> _PROMPT_
Repeat the entries that follow verbatim, without any of their pictures.

> _ENTRIES_
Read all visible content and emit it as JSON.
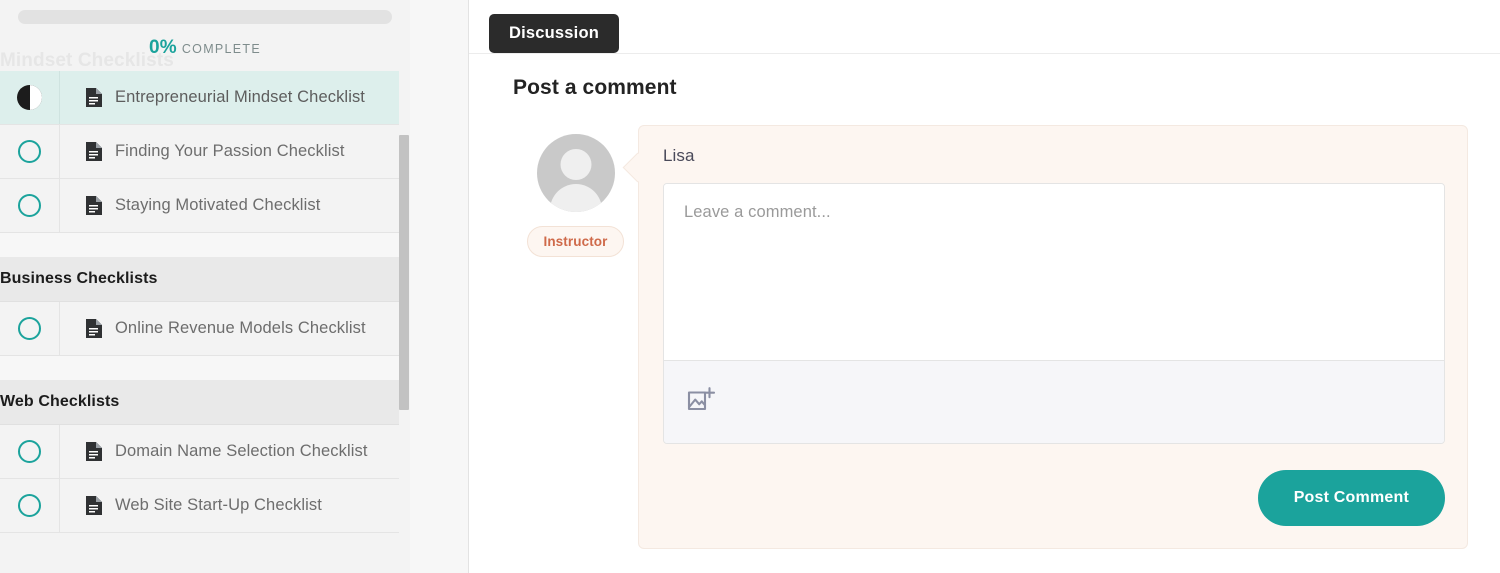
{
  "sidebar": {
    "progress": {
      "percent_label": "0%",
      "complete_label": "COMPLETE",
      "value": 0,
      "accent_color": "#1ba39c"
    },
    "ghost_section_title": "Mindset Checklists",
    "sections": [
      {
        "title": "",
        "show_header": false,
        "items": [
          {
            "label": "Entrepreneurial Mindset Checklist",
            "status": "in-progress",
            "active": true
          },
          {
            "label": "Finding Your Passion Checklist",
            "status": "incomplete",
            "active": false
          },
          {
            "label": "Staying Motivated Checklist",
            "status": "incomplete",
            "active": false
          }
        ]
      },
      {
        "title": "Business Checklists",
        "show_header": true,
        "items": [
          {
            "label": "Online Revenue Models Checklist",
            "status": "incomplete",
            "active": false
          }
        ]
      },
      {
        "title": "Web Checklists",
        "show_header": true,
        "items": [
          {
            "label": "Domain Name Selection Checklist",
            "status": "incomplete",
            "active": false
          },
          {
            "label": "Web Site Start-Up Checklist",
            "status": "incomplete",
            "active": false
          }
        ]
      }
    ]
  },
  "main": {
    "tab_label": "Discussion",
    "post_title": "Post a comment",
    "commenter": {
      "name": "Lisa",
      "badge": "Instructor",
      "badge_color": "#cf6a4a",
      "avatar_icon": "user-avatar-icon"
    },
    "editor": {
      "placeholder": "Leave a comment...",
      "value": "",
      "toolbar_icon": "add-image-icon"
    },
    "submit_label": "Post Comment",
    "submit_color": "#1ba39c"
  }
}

> _TASK RESPONSE_
Read all visible content and emit it as JSON.
{
  "sidebar": {
    "progress": {
      "percent_label": "0%",
      "complete_label": "COMPLETE",
      "value": 0,
      "accent_color": "#1ba39c"
    },
    "ghost_section_title": "Mindset Checklists",
    "sections": [
      {
        "title": "",
        "show_header": false,
        "items": [
          {
            "label": "Entrepreneurial Mindset Checklist",
            "status": "in-progress",
            "active": true
          },
          {
            "label": "Finding Your Passion Checklist",
            "status": "incomplete",
            "active": false
          },
          {
            "label": "Staying Motivated Checklist",
            "status": "incomplete",
            "active": false
          }
        ]
      },
      {
        "title": "Business Checklists",
        "show_header": true,
        "items": [
          {
            "label": "Online Revenue Models Checklist",
            "status": "incomplete",
            "active": false
          }
        ]
      },
      {
        "title": "Web Checklists",
        "show_header": true,
        "items": [
          {
            "label": "Domain Name Selection Checklist",
            "status": "incomplete",
            "active": false
          },
          {
            "label": "Web Site Start-Up Checklist",
            "status": "incomplete",
            "active": false
          }
        ]
      }
    ]
  },
  "main": {
    "tab_label": "Discussion",
    "post_title": "Post a comment",
    "commenter": {
      "name": "Lisa",
      "badge": "Instructor",
      "badge_color": "#cf6a4a",
      "avatar_icon": "user-avatar-icon"
    },
    "editor": {
      "placeholder": "Leave a comment...",
      "value": "",
      "toolbar_icon": "add-image-icon"
    },
    "submit_label": "Post Comment",
    "submit_color": "#1ba39c"
  }
}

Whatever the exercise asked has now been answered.